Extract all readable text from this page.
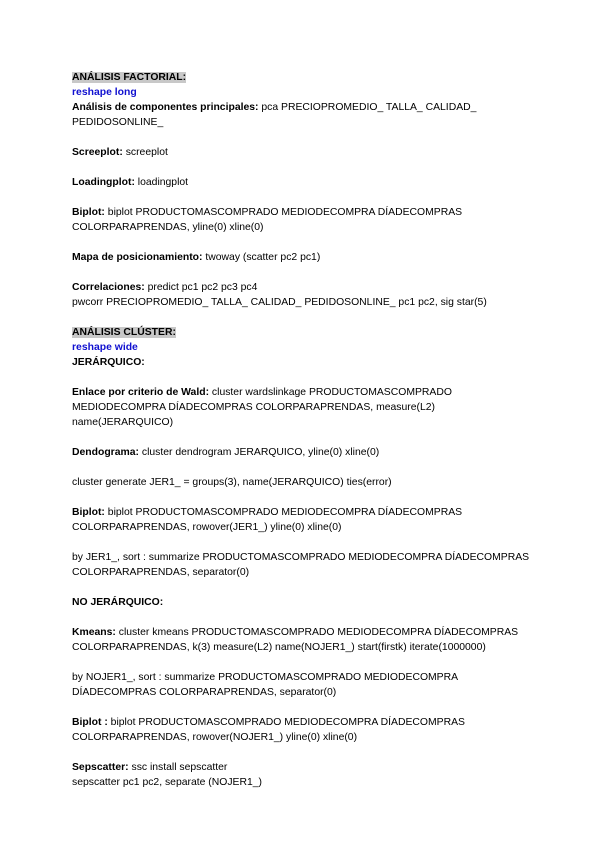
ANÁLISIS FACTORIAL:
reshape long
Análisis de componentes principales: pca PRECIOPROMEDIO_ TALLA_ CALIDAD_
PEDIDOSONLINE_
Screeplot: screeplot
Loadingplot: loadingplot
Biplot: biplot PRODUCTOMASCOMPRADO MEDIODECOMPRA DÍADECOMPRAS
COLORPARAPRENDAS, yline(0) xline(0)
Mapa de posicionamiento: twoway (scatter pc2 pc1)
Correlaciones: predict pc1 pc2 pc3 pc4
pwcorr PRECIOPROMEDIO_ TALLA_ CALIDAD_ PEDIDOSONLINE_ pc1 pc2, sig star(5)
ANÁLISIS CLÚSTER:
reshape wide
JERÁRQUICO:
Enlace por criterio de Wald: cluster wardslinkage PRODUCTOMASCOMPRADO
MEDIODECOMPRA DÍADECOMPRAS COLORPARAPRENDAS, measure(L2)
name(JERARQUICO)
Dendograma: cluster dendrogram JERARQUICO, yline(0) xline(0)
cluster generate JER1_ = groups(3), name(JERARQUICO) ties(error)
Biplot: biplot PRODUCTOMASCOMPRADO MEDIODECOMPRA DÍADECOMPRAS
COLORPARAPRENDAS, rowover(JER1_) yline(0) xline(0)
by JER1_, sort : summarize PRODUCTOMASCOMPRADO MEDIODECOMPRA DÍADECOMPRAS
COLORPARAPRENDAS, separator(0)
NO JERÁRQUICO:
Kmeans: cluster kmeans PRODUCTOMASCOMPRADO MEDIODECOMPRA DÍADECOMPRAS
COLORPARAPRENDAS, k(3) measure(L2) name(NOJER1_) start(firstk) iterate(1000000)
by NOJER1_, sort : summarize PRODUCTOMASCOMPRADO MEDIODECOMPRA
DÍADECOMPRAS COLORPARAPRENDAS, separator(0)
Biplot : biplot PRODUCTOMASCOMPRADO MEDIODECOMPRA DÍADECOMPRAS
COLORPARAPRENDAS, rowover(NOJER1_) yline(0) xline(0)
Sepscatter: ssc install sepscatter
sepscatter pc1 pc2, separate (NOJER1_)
━━━━━━━━
Your objective: Omit every picture, then reproduce the rest of the listing exactly.

Exercise result:
Extract all readable text from this page.
ANÁLISIS FACTORIAL:
reshape long
Análisis de componentes principales: pca PRECIOPROMEDIO_ TALLA_ CALIDAD_
PEDIDOSONLINE_
Screeplot: screeplot
Loadingplot: loadingplot
Biplot: biplot PRODUCTOMASCOMPRADO MEDIODECOMPRA DÍADECOMPRAS
COLORPARAPRENDAS, yline(0) xline(0)
Mapa de posicionamiento: twoway (scatter pc2 pc1)
Correlaciones: predict pc1 pc2 pc3 pc4
pwcorr PRECIOPROMEDIO_ TALLA_ CALIDAD_ PEDIDOSONLINE_ pc1 pc2, sig star(5)
ANÁLISIS CLÚSTER:
reshape wide
JERÁRQUICO:
Enlace por criterio de Wald: cluster wardslinkage PRODUCTOMASCOMPRADO
MEDIODECOMPRA DÍADECOMPRAS COLORPARAPRENDAS, measure(L2)
name(JERARQUICO)
Dendograma: cluster dendrogram JERARQUICO, yline(0) xline(0)
cluster generate JER1_ = groups(3), name(JERARQUICO) ties(error)
Biplot: biplot PRODUCTOMASCOMPRADO MEDIODECOMPRA DÍADECOMPRAS
COLORPARAPRENDAS, rowover(JER1_) yline(0) xline(0)
by JER1_, sort : summarize PRODUCTOMASCOMPRADO MEDIODECOMPRA DÍADECOMPRAS
COLORPARAPRENDAS, separator(0)
NO JERÁRQUICO:
Kmeans: cluster kmeans PRODUCTOMASCOMPRADO MEDIODECOMPRA DÍADECOMPRAS
COLORPARAPRENDAS, k(3) measure(L2) name(NOJER1_) start(firstk) iterate(1000000)
by NOJER1_, sort : summarize PRODUCTOMASCOMPRADO MEDIODECOMPRA
DÍADECOMPRAS COLORPARAPRENDAS, separator(0)
Biplot : biplot PRODUCTOMASCOMPRADO MEDIODECOMPRA DÍADECOMPRAS
COLORPARAPRENDAS, rowover(NOJER1_) yline(0) xline(0)
Sepscatter: ssc install sepscatter
sepscatter pc1 pc2, separate (NOJER1_)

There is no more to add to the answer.